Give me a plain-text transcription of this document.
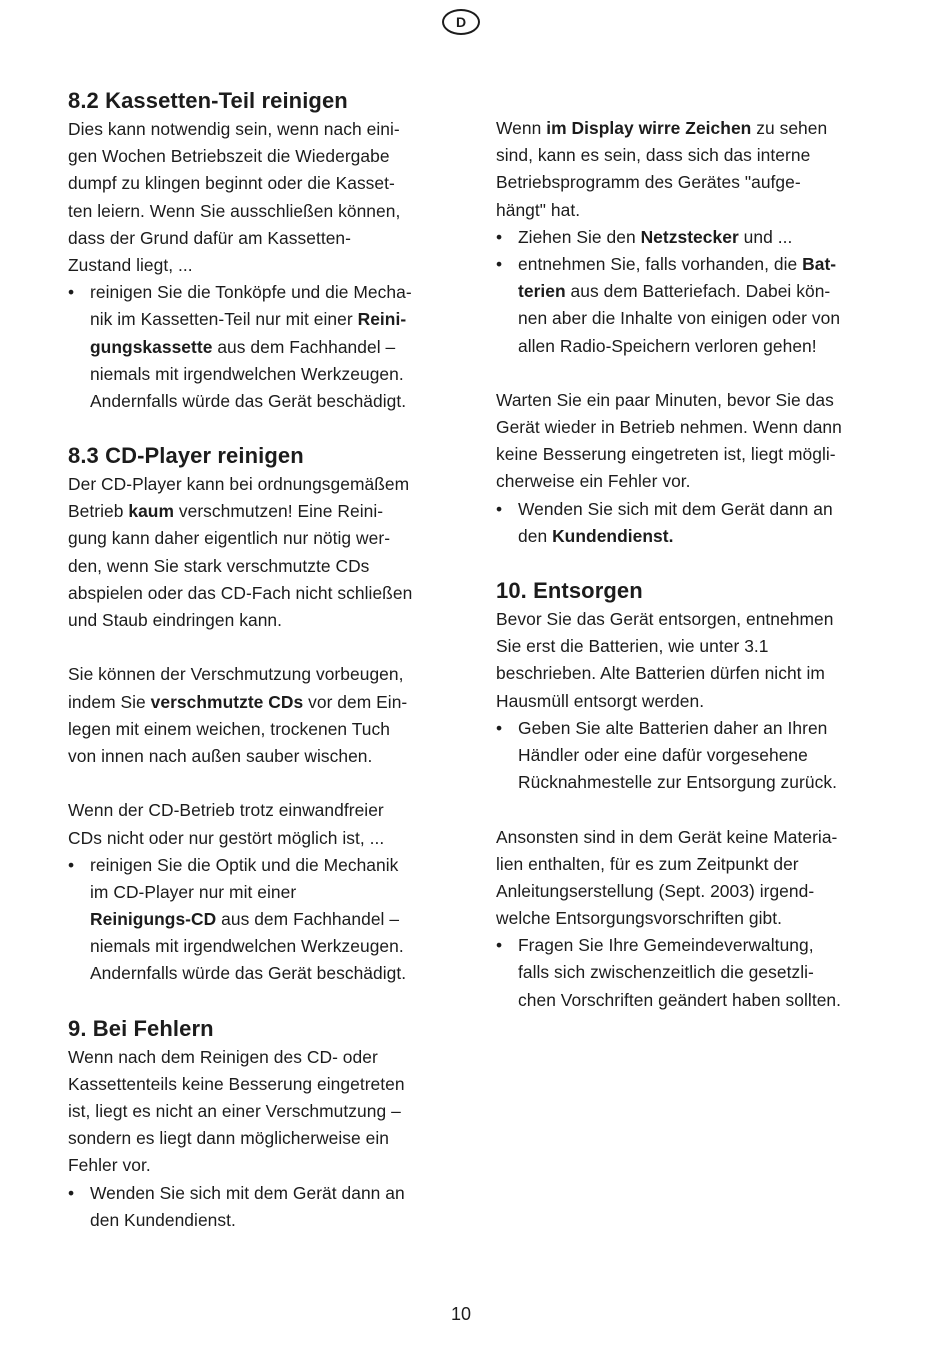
D
8.2 Kassetten-Teil reinigen
Dies kann notwendig sein, wenn nach eini-
gen Wochen Betriebszeit die Wiedergabe
dumpf zu klingen beginnt oder die Kasset-
ten leiern. Wenn Sie ausschließen können,
dass der Grund dafür am Kassetten-
Zustand liegt, ...
• reinigen Sie die Tonköpfe und die Mecha-
nik im Kassetten-Teil nur mit einer Reini-
gungskassette aus dem Fachhandel –
niemals mit irgendwelchen Werkzeugen.
Andernfalls würde das Gerät beschädigt.
8.3 CD-Player reinigen
Der CD-Player kann bei ordnungsgemäßem
Betrieb kaum verschmutzen! Eine Reini-
gung kann daher eigentlich nur nötig wer-
den, wenn Sie stark verschmutzte CDs
abspielen oder das CD-Fach nicht schließen
und Staub eindringen kann.
Sie können der Verschmutzung vorbeugen,
indem Sie verschmutzte CDs vor dem Ein-
legen mit einem weichen, trockenen Tuch
von innen nach außen sauber wischen.
Wenn der CD-Betrieb trotz einwandfreier
CDs nicht oder nur gestört möglich ist, ...
• reinigen Sie die Optik und die Mechanik
im CD-Player nur mit einer
Reinigungs-CD aus dem Fachhandel –
niemals mit irgendwelchen Werkzeugen.
Andernfalls würde das Gerät beschädigt.
9. Bei Fehlern
Wenn nach dem Reinigen des CD- oder
Kassettenteils keine Besserung eingetreten
ist, liegt es nicht an einer Verschmutzung –
sondern es liegt dann möglicherweise ein
Fehler vor.
• Wenden Sie sich mit dem Gerät dann an
den Kundendienst.
Wenn im Display wirre Zeichen zu sehen
sind, kann es sein, dass sich das interne
Betriebsprogramm des Gerätes "aufge-
hängt" hat.
• Ziehen Sie den Netzstecker und ...
• entnehmen Sie, falls vorhanden, die Bat-
terien aus dem Batteriefach. Dabei kön-
nen aber die Inhalte von einigen oder von
allen Radio-Speichern verloren gehen!
Warten Sie ein paar Minuten, bevor Sie das
Gerät wieder in Betrieb nehmen. Wenn dann
keine Besserung eingetreten ist, liegt mögli-
cherweise ein Fehler vor.
• Wenden Sie sich mit dem Gerät dann an
den Kundendienst.
10. Entsorgen
Bevor Sie das Gerät entsorgen, entnehmen
Sie erst die Batterien, wie unter 3.1
beschrieben. Alte Batterien dürfen nicht im
Hausmüll entsorgt werden.
• Geben Sie alte Batterien daher an Ihren
Händler oder eine dafür vorgesehene
Rücknahmestelle zur Entsorgung zurück.
Ansonsten sind in dem Gerät keine Materia-
lien enthalten, für es zum Zeitpunkt der
Anleitungserstellung (Sept. 2003) irgend-
welche Entsorgungsvorschriften gibt.
• Fragen Sie Ihre Gemeindeverwaltung,
falls sich zwischenzeitlich die gesetzli-
chen Vorschriften geändert haben sollten.
10
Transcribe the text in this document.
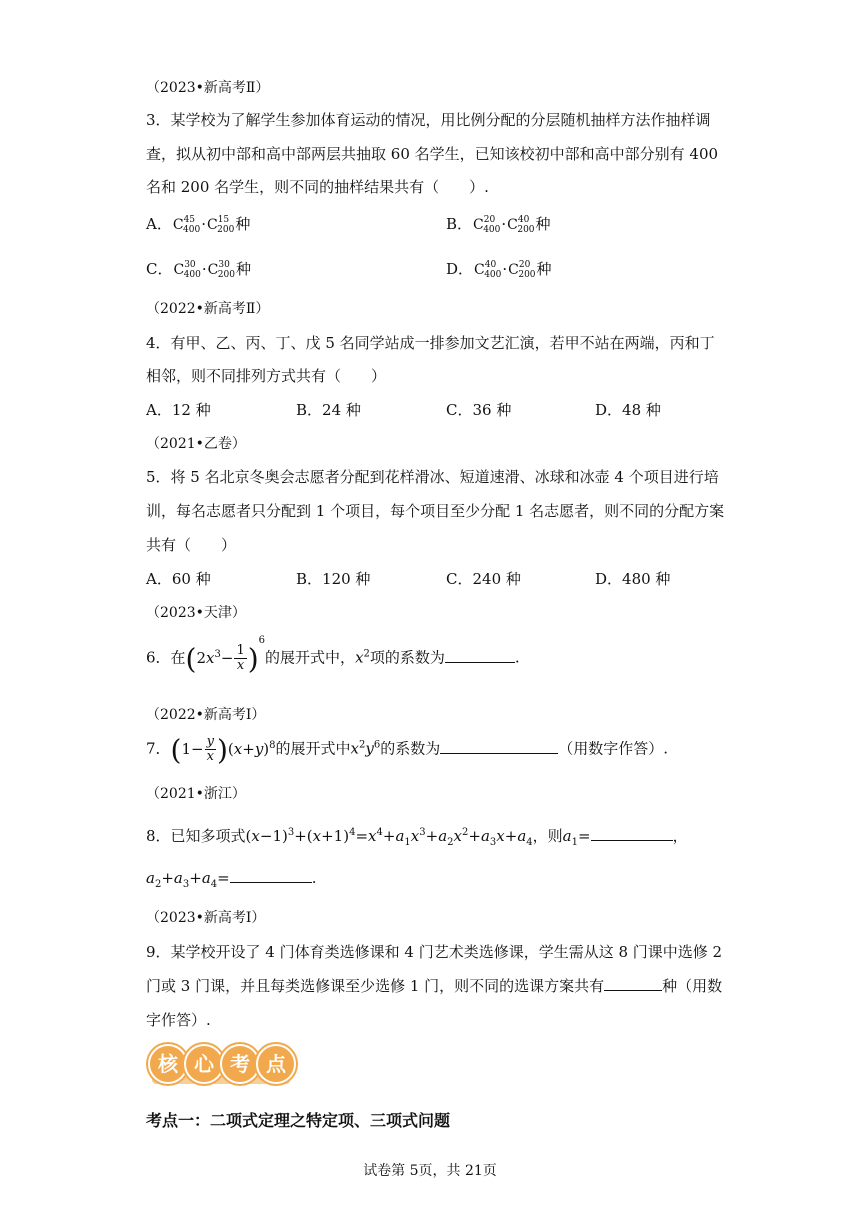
（2023•新高考Ⅱ）
3．某学校为了解学生参加体育运动的情况，用比例分配的分层随机抽样方法作抽样调
查，拟从初中部和高中部两层共抽取 60 名学生，已知该校初中部和高中部分别有 400
名和 200 名学生，则不同的抽样结果共有（　　）.
A．$C^{45}_{400}\cdot C^{15}_{200}$种	B．$C^{20}_{400}\cdot C^{40}_{200}$种
C．$C^{30}_{400}\cdot C^{30}_{200}$种	D．$C^{40}_{400}\cdot C^{20}_{200}$种
（2022•新高考Ⅱ）
4．有甲、乙、丙、丁、戊 5 名同学站成一排参加文艺汇演，若甲不站在两端，丙和丁
相邻，则不同排列方式共有（　　）
A．12 种	B．24 种	C．36 种	D．48 种
（2021•乙卷）
5．将 5 名北京冬奥会志愿者分配到花样滑冰、短道速滑、冰球和冰壶 4 个项目进行培
训，每名志愿者只分配到 1 个项目，每个项目至少分配 1 名志愿者，则不同的分配方案
共有（　　）
A．60 种	B．120 种	C．240 种	D．480 种
（2023•天津）
6．在$(2x^3- \frac{1}{x} )^6$的展开式中，$x^2$项的系数为	.
（2022•新高考Ⅰ）
7．$(1- \frac{y}{x} )(x+y)^8$的展开式中$x^2y^6$的系数为	（用数字作答）.
（2021•浙江）
8．已知多项式$(x-1)^3+(x+1)^4=x^4+a_1x^3+a_2x^2+a_3x+a_4$，则$a_1=$	，
$a_2+a_3+a_4=$	.
（2023•新高考Ⅰ）
9．某学校开设了 4 门体育类选修课和 4 门艺术类选修课，学生需从这 8 门课中选修 2
门或 3 门课，并且每类选修课至少选修 1 门，则不同的选课方案共有	种（用数
字作答）.
核 心 考 点
考点一：二项式定理之特定项、三项式问题
试卷第 5页，共 21页
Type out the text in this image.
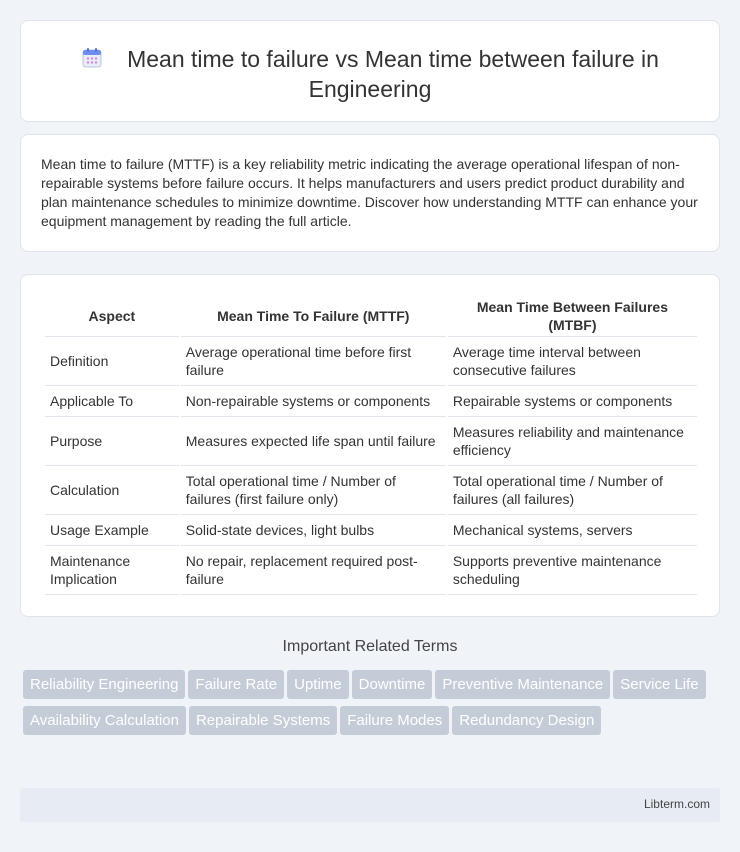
Mean time to failure vs Mean time between failure in Engineering

Mean time to failure (MTTF) is a key reliability metric indicating the average operational lifespan of non-repairable systems before failure occurs. It helps manufacturers and users predict product durability and plan maintenance schedules to minimize downtime. Discover how understanding MTTF can enhance your equipment management by reading the full article.

Aspect	Mean Time To Failure (MTTF)	Mean Time Between Failures (MTBF)
Definition	Average operational time before first failure	Average time interval between consecutive failures
Applicable To	Non-repairable systems or components	Repairable systems or components
Purpose	Measures expected life span until failure	Measures reliability and maintenance efficiency
Calculation	Total operational time / Number of failures (first failure only)	Total operational time / Number of failures (all failures)
Usage Example	Solid-state devices, light bulbs	Mechanical systems, servers
Maintenance Implication	No repair, replacement required post-failure	Supports preventive maintenance scheduling
Important Related Terms
Reliability Engineering Failure Rate Uptime Downtime Preventive Maintenance Service LifeAvailability Calculation Repairable Systems Failure Modes Redundancy Design
Libterm.com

---------------

— GOAL OF THE EXERCISE —
Retype the entries word for word. Omit any images.

— ANSWER TO THIS PROBLEM —
Give me a plain-text transcription of this document.
D
8.2 Kassetten-Teil reinigen
Dies kann notwendig sein, wenn nach eini-
gen Wochen Betriebszeit die Wiedergabe
dumpf zu klingen beginnt oder die Kasset-
ten leiern. Wenn Sie ausschließen können,
dass der Grund dafür am Kassetten-
Zustand liegt, ...
• reinigen Sie die Tonköpfe und die Mecha-
nik im Kassetten-Teil nur mit einer Reini-
gungskassette aus dem Fachhandel –
niemals mit irgendwelchen Werkzeugen.
Andernfalls würde das Gerät beschädigt.
8.3 CD-Player reinigen
Der CD-Player kann bei ordnungsgemäßem
Betrieb kaum verschmutzen! Eine Reini-
gung kann daher eigentlich nur nötig wer-
den, wenn Sie stark verschmutzte CDs
abspielen oder das CD-Fach nicht schließen
und Staub eindringen kann.
Sie können der Verschmutzung vorbeugen,
indem Sie verschmutzte CDs vor dem Ein-
legen mit einem weichen, trockenen Tuch
von innen nach außen sauber wischen.
Wenn der CD-Betrieb trotz einwandfreier
CDs nicht oder nur gestört möglich ist, ...
• reinigen Sie die Optik und die Mechanik
im CD-Player nur mit einer
Reinigungs-CD aus dem Fachhandel –
niemals mit irgendwelchen Werkzeugen.
Andernfalls würde das Gerät beschädigt.
9. Bei Fehlern
Wenn nach dem Reinigen des CD- oder
Kassettenteils keine Besserung eingetreten
ist, liegt es nicht an einer Verschmutzung –
sondern es liegt dann möglicherweise ein
Fehler vor.
• Wenden Sie sich mit dem Gerät dann an
den Kundendienst.
Wenn im Display wirre Zeichen zu sehen
sind, kann es sein, dass sich das interne
Betriebsprogramm des Gerätes "aufge-
hängt" hat.
• Ziehen Sie den Netzstecker und ...
• entnehmen Sie, falls vorhanden, die Bat-
terien aus dem Batteriefach. Dabei kön-
nen aber die Inhalte von einigen oder von
allen Radio-Speichern verloren gehen!
Warten Sie ein paar Minuten, bevor Sie das
Gerät wieder in Betrieb nehmen. Wenn dann
keine Besserung eingetreten ist, liegt mögli-
cherweise ein Fehler vor.
• Wenden Sie sich mit dem Gerät dann an
den Kundendienst.
10. Entsorgen
Bevor Sie das Gerät entsorgen, entnehmen
Sie erst die Batterien, wie unter 3.1
beschrieben. Alte Batterien dürfen nicht im
Hausmüll entsorgt werden.
• Geben Sie alte Batterien daher an Ihren
Händler oder eine dafür vorgesehene
Rücknahmestelle zur Entsorgung zurück.
Ansonsten sind in dem Gerät keine Materia-
lien enthalten, für es zum Zeitpunkt der
Anleitungserstellung (Sept. 2003) irgend-
welche Entsorgungsvorschriften gibt.
• Fragen Sie Ihre Gemeindeverwaltung,
falls sich zwischenzeitlich die gesetzli-
chen Vorschriften geändert haben sollten.
10
Transcribe the text in this document.
（2023•新高考Ⅱ）
3．某学校为了解学生参加体育运动的情况，用比例分配的分层随机抽样方法作抽样调
查，拟从初中部和高中部两层共抽取 60 名学生，已知该校初中部和高中部分别有 400
名和 200 名学生，则不同的抽样结果共有（　　）.
A．$C^{45}_{400}\cdot C^{15}_{200}$种	B．$C^{20}_{400}\cdot C^{40}_{200}$种
C．$C^{30}_{400}\cdot C^{30}_{200}$种	D．$C^{40}_{400}\cdot C^{20}_{200}$种
（2022•新高考Ⅱ）
4．有甲、乙、丙、丁、戊 5 名同学站成一排参加文艺汇演，若甲不站在两端，丙和丁
相邻，则不同排列方式共有（　　）
A．12 种	B．24 种	C．36 种	D．48 种
（2021•乙卷）
5．将 5 名北京冬奥会志愿者分配到花样滑冰、短道速滑、冰球和冰壶 4 个项目进行培
训，每名志愿者只分配到 1 个项目，每个项目至少分配 1 名志愿者，则不同的分配方案
共有（　　）
A．60 种	B．120 种	C．240 种	D．480 种
（2023•天津）
6．在$(2x^3- \frac{1}{x} )^6$的展开式中，$x^2$项的系数为	.
（2022•新高考Ⅰ）
7．$(1- \frac{y}{x} )(x+y)^8$的展开式中$x^2y^6$的系数为	（用数字作答）.
（2021•浙江）
8．已知多项式$(x-1)^3+(x+1)^4=x^4+a_1x^3+a_2x^2+a_3x+a_4$，则$a_1=$	，
$a_2+a_3+a_4=$	.
（2023•新高考Ⅰ）
9．某学校开设了 4 门体育类选修课和 4 门艺术类选修课，学生需从这 8 门课中选修 2
门或 3 门课，并且每类选修课至少选修 1 门，则不同的选课方案共有	种（用数
字作答）.
核 心 考 点
考点一：二项式定理之特定项、三项式问题
试卷第 5页，共 21页
Type out the text in this image.
Mean time to failure vs Mean time between failure in Engineering

Mean time to failure (MTTF) is a key reliability metric indicating the average operational lifespan of non-repairable systems before failure occurs. It helps manufacturers and users predict product durability and plan maintenance schedules to minimize downtime. Discover how understanding MTTF can enhance your equipment management by reading the full article.

Aspect	Mean Time To Failure (MTTF)	Mean Time Between Failures (MTBF)
Definition	Average operational time before first failure	Average time interval between consecutive failures
Applicable To	Non-repairable systems or components	Repairable systems or components
Purpose	Measures expected life span until failure	Measures reliability and maintenance efficiency
Calculation	Total operational time / Number of failures (first failure only)	Total operational time / Number of failures (all failures)
Usage Example	Solid-state devices, light bulbs	Mechanical systems, servers
Maintenance Implication	No repair, replacement required post-failure	Supports preventive maintenance scheduling
Important Related Terms
Reliability Engineering Failure Rate Uptime Downtime Preventive Maintenance Service LifeAvailability Calculation Repairable Systems Failure Modes Redundancy Design
Libterm.com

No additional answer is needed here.